▶ Passage for review
Four definitely ain't a crowd
Eschew the single player shenanigans though and you're faced with up to four player split-screen racing and a Mario Kart-alike Battle mode - which is fab thanks to the pilfered power-ups - and as with the single player game the framerate is a tip top 60fps, even if this does introduce a hint of clipping. But racing with three of your mates is only the beginning. The other reason to own this and a multitap is the surprise inclusion of a vanilla Bomberman mode, which in terms of longevity at least makes up the other half of the game.
Bomberman, for the unacquainted, is a game which takes place on one screen, shot from above, with no scrolling or any of that nonsense, and gives you control of a small bloke in an odd curvy bike helmet with a limitless arsenal of bombs. The bombs take about three seconds to explode once laid with the circle button, and you have to manoeuvre your chap out of the path of the explosion using the directional pad. The playing area is split into a number of squares, rather like a chess board, and features a number of obstacles - one per square - from the omnipresent and destructible brick blocks to the indestructible pillars which leave you with a simple maze to traverse.

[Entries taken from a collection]
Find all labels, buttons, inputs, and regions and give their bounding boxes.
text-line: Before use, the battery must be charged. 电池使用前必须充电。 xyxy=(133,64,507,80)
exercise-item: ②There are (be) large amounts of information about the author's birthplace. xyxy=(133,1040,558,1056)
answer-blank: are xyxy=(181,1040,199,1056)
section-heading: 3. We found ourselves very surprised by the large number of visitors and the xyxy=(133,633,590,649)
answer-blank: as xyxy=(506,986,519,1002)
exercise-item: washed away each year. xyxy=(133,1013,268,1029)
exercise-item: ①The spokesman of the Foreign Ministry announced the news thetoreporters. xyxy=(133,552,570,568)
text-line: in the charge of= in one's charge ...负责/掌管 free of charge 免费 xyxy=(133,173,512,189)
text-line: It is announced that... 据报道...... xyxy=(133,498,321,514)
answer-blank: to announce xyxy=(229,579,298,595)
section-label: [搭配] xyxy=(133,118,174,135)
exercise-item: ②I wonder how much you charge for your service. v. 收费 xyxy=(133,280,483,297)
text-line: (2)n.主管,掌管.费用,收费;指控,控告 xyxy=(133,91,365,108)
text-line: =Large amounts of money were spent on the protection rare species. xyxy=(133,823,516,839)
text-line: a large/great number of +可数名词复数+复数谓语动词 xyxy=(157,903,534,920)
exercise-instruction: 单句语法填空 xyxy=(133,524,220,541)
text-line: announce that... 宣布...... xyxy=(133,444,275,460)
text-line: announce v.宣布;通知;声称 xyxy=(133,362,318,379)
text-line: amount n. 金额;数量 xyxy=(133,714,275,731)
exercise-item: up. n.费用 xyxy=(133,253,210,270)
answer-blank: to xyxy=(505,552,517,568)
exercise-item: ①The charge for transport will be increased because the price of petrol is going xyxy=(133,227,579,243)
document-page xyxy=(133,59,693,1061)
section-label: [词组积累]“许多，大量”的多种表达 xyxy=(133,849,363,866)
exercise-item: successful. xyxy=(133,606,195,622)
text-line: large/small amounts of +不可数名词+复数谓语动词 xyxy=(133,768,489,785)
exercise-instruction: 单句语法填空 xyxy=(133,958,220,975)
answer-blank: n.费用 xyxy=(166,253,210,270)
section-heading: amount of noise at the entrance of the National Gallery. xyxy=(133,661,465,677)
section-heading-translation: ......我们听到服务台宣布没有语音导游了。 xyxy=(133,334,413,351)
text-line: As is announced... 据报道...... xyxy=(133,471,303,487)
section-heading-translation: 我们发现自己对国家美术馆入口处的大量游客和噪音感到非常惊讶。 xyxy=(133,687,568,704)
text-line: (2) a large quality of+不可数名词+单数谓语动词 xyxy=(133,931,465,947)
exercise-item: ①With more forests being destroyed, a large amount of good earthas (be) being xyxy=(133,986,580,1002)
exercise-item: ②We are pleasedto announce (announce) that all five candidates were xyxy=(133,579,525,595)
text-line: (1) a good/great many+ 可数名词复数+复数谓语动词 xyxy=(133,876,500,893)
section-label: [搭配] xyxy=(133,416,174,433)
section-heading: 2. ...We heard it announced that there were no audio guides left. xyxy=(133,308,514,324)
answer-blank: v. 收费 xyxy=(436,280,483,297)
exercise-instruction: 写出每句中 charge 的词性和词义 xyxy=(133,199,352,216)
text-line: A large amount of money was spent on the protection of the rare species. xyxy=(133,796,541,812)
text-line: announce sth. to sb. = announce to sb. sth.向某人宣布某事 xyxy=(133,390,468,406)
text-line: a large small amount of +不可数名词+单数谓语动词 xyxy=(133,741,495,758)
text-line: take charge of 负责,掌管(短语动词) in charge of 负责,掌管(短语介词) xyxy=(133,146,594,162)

▶ Brief A
Answer these questions using the racing game review:
(i) What framerate does the split-screen racing run at?
(ii) About how long do the bombs in the Bomberman mode take to explode once laid?
(iii) Which button is used to lay a bomb?
▶ Brief B
Write the next part of the racing game review, starting after its last sentence.

▶ Task output A
(i) 60fps
(ii) About three seconds
(iii) The circle button

▶ Task output B
The idea is to blow up your opposition of up to three other CPU or player-controlled Bombermen. To help you do this, you have to first fight your way through the various clusters of masonry towards your target before strategically placing your bomb, which explodes one square up, down, left and right, environment permitting. You can increase the blast radius by collecting flame power-ups, and other power-ups augment your Bomberman in other ways. A boxing glove lets you pound your way through a number of brick squares, for example, allowing you to escape the path of a ticking bomb if another player has managed to trap you, and a spiky bomb means that the bomb will blow up any brick in its blast radius, not just adjacently. As you can probably tell, it's easy to get into, simple to master and uncompromisingly addictive. This rule set, seemingly somewhere between 16-bit SB and SB2, is just the right balance.
Conclusion
Overall Bomberman Kart is worth importing if you have the facility to run it. And it's also unquestionably worth buying a multitap for. Hudson don't release games in the West, but we've seen in the past a number of publishers pursue their games and deliver the curious antics of the Hudson cutesiverse to universal acclaim. This one is well worth following - if Eidos plans to persist with its Fresh Games label for instance, this could make a sterling addition, particularly at the £25 price point!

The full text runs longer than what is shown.